> **Aim of the exercise**
Every line with the string "text" should be gathered.

++++ Supplied material ++++

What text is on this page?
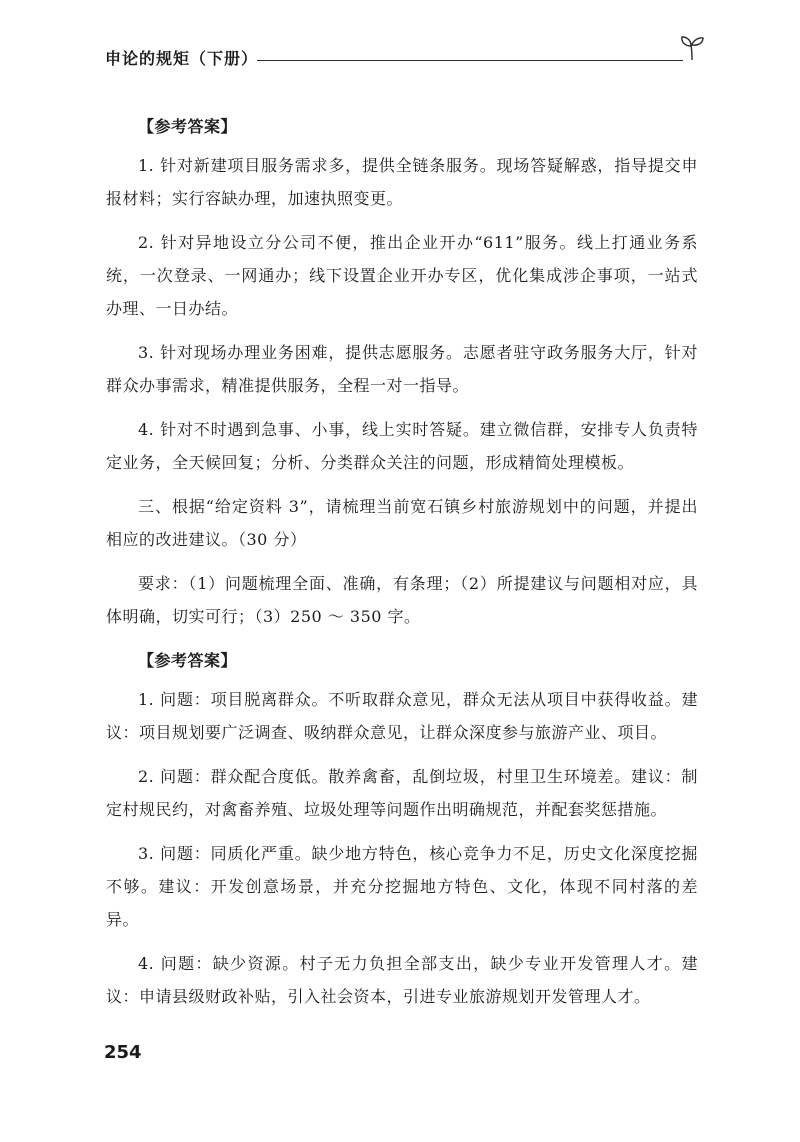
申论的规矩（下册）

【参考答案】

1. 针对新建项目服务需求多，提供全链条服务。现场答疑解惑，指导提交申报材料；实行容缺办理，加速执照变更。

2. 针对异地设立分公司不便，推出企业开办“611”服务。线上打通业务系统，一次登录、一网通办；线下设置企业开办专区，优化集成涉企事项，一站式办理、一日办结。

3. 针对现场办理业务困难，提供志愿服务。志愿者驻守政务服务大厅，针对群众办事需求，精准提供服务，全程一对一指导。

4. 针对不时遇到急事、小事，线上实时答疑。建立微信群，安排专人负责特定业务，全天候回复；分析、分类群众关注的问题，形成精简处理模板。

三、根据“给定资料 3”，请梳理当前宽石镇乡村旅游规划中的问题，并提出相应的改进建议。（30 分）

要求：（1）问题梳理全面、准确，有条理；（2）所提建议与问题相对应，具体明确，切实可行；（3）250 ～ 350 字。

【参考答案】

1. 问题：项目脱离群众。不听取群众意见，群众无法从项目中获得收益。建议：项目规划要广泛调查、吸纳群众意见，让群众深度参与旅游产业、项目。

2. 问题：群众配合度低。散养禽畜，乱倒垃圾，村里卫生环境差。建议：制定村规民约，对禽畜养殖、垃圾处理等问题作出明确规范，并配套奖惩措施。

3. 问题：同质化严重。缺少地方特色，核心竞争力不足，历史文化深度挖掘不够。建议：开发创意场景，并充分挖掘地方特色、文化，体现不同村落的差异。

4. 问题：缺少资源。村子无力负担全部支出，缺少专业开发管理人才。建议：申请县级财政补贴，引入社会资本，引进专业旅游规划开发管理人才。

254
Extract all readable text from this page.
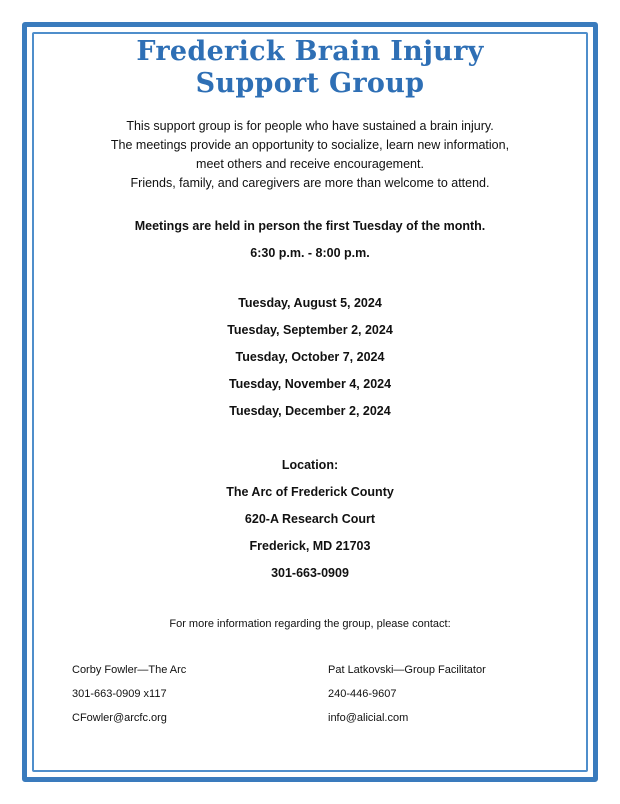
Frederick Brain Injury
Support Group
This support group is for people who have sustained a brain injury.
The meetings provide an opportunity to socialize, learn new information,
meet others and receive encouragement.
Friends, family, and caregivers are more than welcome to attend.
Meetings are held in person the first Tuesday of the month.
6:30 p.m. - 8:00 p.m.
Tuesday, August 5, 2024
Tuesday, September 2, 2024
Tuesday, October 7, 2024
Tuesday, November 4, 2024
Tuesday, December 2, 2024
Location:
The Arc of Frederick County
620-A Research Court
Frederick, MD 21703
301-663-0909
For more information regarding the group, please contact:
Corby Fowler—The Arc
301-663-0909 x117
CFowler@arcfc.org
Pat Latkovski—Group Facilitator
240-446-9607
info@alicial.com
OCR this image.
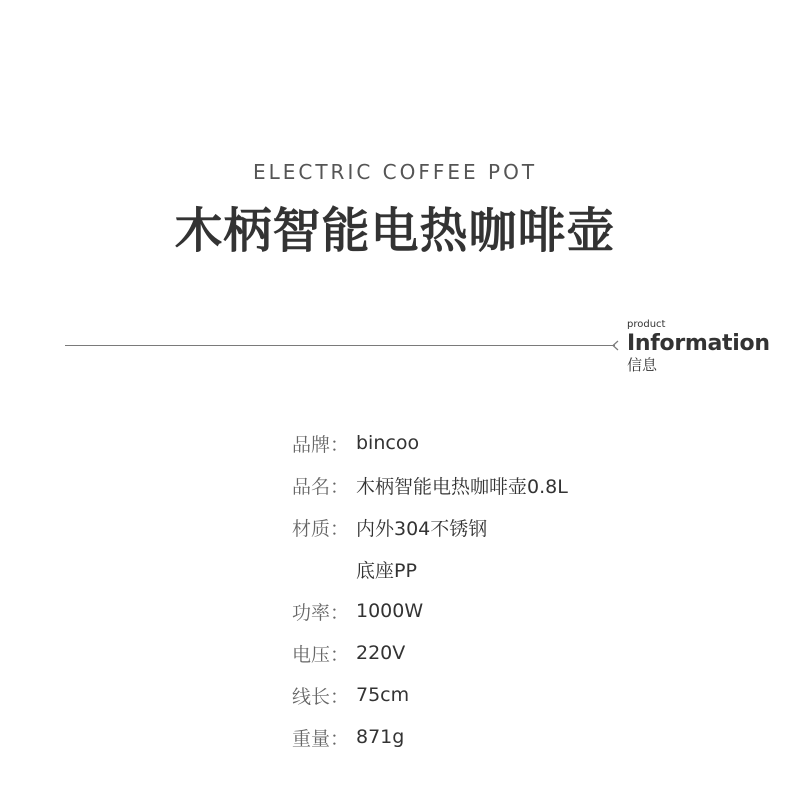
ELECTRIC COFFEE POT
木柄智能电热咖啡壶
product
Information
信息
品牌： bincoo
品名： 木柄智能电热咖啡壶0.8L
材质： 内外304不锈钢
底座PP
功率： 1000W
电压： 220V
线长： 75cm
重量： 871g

++++

> **Response below**
What text is on this page?
Extract all readable text from this page.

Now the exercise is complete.